#### The problem
Check every line below for the word "screw" and copy each one that has it.

#### Data shown
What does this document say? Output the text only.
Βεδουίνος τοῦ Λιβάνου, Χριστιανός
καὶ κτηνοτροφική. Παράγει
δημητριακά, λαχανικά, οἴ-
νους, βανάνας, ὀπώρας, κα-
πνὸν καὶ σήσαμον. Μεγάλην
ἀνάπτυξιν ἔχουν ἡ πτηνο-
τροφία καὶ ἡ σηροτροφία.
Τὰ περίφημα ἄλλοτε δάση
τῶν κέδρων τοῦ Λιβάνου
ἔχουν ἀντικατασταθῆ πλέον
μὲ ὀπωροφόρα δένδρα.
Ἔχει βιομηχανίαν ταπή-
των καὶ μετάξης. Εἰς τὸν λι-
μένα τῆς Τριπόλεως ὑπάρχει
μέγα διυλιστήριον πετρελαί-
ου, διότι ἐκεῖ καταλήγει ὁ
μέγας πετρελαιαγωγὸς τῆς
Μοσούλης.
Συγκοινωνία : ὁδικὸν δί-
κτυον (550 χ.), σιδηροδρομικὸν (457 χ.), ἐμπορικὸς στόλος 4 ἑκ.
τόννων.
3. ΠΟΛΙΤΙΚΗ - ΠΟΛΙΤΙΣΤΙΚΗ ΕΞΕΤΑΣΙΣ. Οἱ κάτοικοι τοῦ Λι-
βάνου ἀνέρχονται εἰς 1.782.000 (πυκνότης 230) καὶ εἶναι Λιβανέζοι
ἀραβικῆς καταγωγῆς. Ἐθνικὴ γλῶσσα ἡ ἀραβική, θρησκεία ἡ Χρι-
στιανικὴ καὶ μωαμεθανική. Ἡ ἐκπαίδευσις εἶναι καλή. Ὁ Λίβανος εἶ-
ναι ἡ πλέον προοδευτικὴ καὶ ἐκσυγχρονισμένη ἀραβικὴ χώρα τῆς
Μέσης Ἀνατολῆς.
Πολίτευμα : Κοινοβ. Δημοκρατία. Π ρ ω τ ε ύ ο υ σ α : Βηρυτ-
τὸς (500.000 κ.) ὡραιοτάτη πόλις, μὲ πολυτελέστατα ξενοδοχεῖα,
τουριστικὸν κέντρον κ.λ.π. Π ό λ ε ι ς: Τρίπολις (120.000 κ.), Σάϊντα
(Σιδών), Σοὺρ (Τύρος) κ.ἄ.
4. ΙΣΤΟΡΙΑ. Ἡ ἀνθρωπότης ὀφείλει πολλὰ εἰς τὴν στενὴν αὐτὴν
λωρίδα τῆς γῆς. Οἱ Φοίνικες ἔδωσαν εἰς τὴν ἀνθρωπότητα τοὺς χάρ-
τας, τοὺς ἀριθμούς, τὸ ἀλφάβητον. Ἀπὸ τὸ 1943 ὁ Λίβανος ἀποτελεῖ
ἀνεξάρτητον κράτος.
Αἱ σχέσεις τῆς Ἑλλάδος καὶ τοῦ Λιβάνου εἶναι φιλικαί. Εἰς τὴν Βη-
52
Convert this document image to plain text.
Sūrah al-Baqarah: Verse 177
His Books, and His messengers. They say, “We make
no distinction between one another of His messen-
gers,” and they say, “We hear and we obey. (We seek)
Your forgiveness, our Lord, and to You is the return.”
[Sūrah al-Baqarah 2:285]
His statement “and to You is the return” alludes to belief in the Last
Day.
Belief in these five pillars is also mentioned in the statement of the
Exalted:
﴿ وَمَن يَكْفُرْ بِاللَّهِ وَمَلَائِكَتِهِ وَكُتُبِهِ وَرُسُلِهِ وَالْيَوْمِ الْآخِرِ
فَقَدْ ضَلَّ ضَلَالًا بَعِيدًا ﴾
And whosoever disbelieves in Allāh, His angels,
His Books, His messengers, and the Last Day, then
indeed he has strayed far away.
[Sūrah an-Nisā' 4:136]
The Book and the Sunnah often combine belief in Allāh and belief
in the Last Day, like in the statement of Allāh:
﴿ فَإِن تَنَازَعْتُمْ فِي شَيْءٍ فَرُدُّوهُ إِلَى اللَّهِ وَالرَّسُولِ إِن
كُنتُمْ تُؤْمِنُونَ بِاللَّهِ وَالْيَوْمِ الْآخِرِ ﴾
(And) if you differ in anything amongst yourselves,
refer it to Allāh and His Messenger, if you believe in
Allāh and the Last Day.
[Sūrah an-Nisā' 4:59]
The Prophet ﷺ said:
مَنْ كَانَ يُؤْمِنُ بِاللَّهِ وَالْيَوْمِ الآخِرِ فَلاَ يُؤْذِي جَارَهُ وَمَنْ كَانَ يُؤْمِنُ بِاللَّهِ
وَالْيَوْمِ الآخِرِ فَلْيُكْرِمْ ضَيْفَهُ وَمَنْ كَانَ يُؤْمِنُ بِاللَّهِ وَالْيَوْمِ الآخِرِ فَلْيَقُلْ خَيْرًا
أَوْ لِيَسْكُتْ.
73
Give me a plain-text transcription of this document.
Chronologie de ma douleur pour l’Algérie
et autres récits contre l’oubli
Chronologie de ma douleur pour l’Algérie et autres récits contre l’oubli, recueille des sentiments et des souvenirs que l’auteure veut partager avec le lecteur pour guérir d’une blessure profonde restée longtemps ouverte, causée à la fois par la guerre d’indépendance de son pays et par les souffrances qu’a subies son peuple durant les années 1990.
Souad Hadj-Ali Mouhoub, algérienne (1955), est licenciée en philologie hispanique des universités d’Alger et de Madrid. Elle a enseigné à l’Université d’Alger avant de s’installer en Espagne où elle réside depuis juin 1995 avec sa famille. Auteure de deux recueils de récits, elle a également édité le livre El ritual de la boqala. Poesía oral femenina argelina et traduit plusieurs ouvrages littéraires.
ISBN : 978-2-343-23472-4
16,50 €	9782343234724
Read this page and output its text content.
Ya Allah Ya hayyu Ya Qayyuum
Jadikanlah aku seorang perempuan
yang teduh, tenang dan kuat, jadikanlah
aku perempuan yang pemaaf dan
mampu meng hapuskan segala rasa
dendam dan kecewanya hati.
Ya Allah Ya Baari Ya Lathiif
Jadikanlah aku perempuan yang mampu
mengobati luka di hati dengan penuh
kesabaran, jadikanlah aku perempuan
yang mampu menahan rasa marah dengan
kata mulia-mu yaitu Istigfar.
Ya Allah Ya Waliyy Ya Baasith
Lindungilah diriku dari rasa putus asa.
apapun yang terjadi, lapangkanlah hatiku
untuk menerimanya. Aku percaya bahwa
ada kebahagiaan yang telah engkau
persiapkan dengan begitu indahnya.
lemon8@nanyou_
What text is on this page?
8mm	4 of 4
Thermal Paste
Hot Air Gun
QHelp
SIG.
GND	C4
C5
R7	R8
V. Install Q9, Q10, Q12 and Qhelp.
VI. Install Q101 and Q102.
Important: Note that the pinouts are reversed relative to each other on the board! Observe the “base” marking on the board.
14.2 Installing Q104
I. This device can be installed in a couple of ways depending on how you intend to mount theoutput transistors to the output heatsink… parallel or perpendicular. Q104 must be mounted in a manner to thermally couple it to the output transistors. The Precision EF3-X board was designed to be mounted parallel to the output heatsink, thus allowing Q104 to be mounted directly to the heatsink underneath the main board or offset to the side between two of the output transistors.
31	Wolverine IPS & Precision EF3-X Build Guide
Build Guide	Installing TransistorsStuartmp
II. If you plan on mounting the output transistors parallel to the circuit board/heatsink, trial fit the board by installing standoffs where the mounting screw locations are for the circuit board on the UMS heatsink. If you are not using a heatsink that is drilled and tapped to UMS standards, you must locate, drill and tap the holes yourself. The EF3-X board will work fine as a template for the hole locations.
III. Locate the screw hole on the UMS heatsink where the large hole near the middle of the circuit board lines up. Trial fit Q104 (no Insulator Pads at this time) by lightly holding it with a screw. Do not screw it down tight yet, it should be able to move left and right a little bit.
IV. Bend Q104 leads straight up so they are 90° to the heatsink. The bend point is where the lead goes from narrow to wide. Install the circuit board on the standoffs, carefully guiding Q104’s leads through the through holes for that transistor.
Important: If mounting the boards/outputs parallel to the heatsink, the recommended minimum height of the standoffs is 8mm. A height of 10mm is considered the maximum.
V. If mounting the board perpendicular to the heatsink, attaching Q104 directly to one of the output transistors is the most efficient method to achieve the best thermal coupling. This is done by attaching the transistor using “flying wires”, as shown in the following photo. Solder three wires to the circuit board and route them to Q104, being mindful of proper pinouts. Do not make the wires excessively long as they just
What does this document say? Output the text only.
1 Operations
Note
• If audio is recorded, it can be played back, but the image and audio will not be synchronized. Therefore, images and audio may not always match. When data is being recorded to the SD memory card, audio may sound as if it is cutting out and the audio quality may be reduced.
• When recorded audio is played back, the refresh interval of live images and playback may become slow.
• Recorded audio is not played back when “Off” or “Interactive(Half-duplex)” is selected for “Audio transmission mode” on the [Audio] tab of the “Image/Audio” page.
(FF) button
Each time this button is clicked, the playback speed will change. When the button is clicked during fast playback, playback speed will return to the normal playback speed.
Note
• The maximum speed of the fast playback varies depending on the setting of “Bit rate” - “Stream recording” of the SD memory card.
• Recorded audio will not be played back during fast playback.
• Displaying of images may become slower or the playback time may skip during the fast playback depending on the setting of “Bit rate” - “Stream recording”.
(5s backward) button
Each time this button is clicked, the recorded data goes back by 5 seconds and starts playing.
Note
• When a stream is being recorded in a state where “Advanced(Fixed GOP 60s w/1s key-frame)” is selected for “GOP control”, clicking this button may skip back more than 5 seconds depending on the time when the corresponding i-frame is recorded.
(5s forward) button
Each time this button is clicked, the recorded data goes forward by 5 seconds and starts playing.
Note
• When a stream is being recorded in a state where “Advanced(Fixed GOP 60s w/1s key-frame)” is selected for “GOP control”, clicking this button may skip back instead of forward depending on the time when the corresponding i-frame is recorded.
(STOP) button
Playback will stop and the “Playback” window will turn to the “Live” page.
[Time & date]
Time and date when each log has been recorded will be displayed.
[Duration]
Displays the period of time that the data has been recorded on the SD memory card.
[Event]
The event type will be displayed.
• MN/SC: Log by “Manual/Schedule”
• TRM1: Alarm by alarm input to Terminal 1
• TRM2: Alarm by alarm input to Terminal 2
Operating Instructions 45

#### Solution for this exercise
II. If you plan on mounting the output transistors parallel to the circuit board/heatsink, trial fit the board by installing standoffs where the mounting screw locations are for the circuit board on the UMS heatsink. If you are not using a heatsink that is drilled and tapped to UMS standards, you must locate, drill and tap the holes yourself. The EF3-X board will work fine as a template for the hole locations.
III. Locate the screw hole on the UMS heatsink where the large hole near the middle of the circuit board lines up. Trial fit Q104 (no Insulator Pads at this time) by lightly holding it with a screw. Do not screw it down tight yet, it should be able to move left and right a little bit.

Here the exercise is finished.